Source data →
--------------------------------
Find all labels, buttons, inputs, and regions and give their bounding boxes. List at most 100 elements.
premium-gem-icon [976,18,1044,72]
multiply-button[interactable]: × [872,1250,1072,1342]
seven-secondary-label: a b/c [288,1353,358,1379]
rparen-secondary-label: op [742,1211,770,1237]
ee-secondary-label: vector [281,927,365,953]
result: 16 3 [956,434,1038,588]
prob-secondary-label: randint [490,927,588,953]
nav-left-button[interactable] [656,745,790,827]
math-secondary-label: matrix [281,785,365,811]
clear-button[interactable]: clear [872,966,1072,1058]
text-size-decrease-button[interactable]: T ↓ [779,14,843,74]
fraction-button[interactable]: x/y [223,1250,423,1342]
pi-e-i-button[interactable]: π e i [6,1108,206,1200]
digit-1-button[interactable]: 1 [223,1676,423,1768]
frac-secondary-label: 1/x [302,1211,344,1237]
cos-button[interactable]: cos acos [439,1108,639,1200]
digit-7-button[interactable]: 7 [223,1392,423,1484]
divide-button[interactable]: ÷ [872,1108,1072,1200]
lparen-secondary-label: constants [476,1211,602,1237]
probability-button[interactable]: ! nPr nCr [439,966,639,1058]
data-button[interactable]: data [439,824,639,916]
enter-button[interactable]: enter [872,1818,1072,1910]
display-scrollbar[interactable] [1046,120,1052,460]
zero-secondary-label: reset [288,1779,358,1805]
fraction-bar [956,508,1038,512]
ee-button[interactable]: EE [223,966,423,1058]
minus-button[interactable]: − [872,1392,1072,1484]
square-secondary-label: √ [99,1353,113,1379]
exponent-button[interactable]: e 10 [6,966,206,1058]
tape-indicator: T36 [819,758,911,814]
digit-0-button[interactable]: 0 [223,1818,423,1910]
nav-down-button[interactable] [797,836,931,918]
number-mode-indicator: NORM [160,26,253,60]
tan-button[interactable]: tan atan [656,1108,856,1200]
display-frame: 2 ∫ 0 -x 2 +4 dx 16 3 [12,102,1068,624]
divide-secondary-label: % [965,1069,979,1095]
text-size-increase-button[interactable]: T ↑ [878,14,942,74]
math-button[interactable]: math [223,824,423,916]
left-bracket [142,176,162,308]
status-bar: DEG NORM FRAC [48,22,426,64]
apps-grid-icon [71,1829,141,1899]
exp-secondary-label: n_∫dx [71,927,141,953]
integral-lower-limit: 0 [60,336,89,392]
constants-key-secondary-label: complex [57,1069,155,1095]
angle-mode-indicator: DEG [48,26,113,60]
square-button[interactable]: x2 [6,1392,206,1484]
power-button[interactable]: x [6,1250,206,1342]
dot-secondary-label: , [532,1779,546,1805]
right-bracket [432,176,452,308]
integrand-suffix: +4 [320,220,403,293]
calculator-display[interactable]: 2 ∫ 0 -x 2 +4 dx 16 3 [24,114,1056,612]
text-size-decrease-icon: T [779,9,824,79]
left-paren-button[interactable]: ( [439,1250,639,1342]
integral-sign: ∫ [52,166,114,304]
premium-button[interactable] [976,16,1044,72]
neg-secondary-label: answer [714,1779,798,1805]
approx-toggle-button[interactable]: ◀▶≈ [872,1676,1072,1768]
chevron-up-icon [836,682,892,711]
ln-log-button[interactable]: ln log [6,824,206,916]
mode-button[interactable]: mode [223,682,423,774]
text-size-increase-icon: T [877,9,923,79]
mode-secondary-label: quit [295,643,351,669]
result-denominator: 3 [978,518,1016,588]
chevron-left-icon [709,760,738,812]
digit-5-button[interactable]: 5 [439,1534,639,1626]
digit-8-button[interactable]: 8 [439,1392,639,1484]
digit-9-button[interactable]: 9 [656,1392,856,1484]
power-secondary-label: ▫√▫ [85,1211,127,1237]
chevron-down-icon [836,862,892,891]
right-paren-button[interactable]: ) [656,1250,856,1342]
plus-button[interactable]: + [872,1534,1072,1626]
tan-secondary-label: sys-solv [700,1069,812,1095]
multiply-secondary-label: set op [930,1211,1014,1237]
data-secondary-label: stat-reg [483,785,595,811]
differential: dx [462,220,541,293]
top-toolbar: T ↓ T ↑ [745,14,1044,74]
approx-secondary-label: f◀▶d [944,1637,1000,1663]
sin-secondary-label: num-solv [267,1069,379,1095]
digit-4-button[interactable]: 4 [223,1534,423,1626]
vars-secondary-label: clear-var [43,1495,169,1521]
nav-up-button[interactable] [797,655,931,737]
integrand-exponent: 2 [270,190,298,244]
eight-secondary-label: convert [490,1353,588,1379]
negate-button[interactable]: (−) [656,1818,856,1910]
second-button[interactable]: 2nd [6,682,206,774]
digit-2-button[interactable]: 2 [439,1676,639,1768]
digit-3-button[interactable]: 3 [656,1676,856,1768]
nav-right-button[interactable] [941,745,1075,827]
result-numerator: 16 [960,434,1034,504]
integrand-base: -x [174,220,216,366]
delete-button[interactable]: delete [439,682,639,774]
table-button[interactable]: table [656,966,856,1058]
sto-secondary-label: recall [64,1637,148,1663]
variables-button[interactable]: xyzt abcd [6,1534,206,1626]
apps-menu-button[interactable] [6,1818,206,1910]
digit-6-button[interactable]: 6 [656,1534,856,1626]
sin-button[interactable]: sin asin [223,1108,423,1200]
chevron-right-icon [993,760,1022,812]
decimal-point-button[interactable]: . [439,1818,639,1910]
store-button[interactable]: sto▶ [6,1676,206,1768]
--------------------------------
Given request →
Copy out the rows word for word, starting with the first row and going on through the line with "result: 16 3 [956,434,1038,588]".

Expected answer →
Find all labels, buttons, inputs, and regions and give their bounding boxes. List at most 100 elements.
premium-gem-icon [976,18,1044,72]
multiply-button[interactable]: × [872,1250,1072,1342]
seven-secondary-label: a b/c [288,1353,358,1379]
rparen-secondary-label: op [742,1211,770,1237]
ee-secondary-label: vector [281,927,365,953]
result: 16 3 [956,434,1038,588]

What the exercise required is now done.